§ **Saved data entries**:
☆ ☆ ☆ ☆ ☆

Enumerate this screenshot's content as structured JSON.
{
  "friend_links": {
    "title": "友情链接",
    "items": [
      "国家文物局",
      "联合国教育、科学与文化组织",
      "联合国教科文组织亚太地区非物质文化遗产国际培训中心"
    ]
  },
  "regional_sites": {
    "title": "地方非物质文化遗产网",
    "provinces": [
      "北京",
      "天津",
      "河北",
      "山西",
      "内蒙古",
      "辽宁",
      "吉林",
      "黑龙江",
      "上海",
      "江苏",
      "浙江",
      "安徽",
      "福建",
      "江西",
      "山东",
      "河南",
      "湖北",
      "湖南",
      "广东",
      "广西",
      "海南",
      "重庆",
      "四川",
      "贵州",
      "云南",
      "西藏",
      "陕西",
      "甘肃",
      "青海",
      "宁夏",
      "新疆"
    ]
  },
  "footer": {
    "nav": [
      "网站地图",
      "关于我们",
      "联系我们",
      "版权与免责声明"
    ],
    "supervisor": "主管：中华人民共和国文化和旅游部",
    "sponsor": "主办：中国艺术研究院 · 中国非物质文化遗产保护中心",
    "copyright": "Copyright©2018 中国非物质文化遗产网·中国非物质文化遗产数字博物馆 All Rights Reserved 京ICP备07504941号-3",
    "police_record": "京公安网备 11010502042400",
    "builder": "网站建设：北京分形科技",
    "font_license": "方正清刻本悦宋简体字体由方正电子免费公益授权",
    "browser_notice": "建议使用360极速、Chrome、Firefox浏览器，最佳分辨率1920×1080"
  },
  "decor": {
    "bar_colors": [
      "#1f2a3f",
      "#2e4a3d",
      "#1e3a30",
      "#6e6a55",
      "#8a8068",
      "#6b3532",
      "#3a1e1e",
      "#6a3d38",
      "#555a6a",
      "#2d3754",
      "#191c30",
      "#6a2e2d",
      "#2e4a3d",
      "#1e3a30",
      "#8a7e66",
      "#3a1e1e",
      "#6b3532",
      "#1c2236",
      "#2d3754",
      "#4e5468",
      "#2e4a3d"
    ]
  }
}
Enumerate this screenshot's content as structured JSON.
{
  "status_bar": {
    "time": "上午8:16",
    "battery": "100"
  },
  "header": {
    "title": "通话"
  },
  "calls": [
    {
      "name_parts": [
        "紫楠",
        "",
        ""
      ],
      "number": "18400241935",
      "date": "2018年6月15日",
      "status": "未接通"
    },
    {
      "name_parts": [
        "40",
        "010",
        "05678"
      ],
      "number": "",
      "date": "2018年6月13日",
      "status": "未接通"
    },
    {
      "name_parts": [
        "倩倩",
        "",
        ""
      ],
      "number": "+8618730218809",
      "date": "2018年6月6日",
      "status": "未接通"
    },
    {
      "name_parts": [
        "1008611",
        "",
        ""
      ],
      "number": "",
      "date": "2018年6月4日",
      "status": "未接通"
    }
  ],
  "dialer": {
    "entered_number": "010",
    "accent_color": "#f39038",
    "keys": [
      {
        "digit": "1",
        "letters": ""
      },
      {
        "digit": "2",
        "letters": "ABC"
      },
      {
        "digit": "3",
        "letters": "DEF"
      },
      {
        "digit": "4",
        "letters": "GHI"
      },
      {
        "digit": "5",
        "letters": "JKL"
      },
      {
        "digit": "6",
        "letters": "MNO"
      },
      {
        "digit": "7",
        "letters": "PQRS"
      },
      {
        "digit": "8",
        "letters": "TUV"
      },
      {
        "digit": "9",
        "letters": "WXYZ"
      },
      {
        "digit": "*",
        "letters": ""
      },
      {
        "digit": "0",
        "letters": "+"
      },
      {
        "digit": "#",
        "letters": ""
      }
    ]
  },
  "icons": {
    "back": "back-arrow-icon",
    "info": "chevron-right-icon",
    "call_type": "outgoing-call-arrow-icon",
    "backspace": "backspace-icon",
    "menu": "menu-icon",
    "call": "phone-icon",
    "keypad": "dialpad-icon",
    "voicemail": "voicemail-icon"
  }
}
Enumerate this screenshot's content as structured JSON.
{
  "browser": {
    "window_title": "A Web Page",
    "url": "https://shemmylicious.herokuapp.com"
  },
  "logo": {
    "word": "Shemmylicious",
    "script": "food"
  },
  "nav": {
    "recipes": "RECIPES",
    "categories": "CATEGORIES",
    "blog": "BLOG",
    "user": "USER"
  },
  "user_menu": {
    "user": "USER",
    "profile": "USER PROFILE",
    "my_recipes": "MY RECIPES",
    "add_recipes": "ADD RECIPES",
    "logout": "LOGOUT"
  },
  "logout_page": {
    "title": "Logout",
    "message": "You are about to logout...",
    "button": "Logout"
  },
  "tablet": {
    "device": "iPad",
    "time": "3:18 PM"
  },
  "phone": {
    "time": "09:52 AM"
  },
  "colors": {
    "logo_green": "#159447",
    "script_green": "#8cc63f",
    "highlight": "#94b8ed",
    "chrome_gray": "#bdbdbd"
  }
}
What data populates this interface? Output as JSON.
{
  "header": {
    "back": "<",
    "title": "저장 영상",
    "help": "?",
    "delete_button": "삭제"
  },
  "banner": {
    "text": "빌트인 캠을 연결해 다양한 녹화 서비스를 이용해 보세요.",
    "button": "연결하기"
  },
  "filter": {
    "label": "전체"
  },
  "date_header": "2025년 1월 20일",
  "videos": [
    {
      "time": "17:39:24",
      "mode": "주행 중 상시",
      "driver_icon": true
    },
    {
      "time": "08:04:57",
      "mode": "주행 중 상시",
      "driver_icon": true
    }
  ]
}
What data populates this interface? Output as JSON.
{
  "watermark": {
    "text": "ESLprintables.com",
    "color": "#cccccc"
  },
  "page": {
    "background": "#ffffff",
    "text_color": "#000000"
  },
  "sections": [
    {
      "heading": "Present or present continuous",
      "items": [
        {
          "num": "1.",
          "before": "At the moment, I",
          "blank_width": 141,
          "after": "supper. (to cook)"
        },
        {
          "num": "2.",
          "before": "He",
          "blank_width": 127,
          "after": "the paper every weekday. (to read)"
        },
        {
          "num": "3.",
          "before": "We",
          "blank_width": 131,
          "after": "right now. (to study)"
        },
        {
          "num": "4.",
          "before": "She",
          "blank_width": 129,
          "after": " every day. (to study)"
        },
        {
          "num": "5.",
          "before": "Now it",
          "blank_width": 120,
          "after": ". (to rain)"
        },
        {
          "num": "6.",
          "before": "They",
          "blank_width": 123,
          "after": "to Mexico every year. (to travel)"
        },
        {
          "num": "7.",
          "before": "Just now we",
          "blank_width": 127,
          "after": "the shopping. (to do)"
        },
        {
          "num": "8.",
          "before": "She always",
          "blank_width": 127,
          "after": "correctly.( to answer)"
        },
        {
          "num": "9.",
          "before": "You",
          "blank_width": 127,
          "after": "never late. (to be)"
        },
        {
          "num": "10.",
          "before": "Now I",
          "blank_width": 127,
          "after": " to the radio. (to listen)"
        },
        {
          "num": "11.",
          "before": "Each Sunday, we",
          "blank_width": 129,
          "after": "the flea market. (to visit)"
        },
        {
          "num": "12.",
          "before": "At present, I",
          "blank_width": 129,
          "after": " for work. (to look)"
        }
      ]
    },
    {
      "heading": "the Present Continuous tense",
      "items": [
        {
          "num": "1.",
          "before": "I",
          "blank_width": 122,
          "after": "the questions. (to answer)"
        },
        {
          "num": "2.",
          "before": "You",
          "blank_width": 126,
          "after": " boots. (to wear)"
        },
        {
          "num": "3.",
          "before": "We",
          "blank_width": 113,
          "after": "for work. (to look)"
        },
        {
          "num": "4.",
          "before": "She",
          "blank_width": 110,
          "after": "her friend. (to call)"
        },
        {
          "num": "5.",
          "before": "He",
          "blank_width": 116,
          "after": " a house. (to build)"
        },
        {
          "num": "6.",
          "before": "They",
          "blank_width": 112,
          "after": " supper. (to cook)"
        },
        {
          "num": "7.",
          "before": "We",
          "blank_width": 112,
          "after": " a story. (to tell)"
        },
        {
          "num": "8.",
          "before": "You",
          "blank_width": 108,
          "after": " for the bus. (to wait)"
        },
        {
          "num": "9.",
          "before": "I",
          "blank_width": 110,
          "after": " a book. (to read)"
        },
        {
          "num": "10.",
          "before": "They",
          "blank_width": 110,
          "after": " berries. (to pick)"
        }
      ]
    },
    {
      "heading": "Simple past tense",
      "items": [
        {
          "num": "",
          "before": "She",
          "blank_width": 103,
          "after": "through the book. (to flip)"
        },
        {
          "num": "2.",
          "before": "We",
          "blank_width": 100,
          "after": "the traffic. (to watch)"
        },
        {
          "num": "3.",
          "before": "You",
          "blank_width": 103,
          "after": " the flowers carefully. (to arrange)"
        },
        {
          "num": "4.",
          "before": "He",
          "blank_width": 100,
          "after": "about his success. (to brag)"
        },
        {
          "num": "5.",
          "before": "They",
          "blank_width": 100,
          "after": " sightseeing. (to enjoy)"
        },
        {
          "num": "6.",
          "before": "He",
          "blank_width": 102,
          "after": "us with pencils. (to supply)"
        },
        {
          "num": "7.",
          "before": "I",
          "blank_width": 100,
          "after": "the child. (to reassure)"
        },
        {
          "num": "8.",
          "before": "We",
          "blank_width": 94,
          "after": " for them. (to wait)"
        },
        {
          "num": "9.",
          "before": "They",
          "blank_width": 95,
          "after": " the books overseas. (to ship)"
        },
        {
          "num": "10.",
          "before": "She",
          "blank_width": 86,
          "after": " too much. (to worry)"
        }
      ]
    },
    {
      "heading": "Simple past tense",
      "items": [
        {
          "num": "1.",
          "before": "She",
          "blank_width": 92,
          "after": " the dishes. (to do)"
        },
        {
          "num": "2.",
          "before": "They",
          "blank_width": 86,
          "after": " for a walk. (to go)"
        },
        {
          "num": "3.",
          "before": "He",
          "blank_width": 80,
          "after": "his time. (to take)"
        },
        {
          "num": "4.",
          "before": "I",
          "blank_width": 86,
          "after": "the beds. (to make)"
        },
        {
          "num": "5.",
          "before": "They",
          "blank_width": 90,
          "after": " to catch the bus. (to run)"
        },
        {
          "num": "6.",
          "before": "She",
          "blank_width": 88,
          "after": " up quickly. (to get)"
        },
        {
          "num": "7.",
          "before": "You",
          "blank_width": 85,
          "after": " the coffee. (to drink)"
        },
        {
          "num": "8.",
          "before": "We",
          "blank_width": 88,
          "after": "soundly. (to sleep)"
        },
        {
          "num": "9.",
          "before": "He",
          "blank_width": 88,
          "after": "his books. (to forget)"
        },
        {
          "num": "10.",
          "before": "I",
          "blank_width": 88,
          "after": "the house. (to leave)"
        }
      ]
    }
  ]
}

☆ ☆ ☆ ☆ ☆

§ **Work required**:
Extract all lines from the data in which "about" is found.

§ **Problem solution**:
    "message": "You are about to logout...",
          "after": "about his success. (to brag)"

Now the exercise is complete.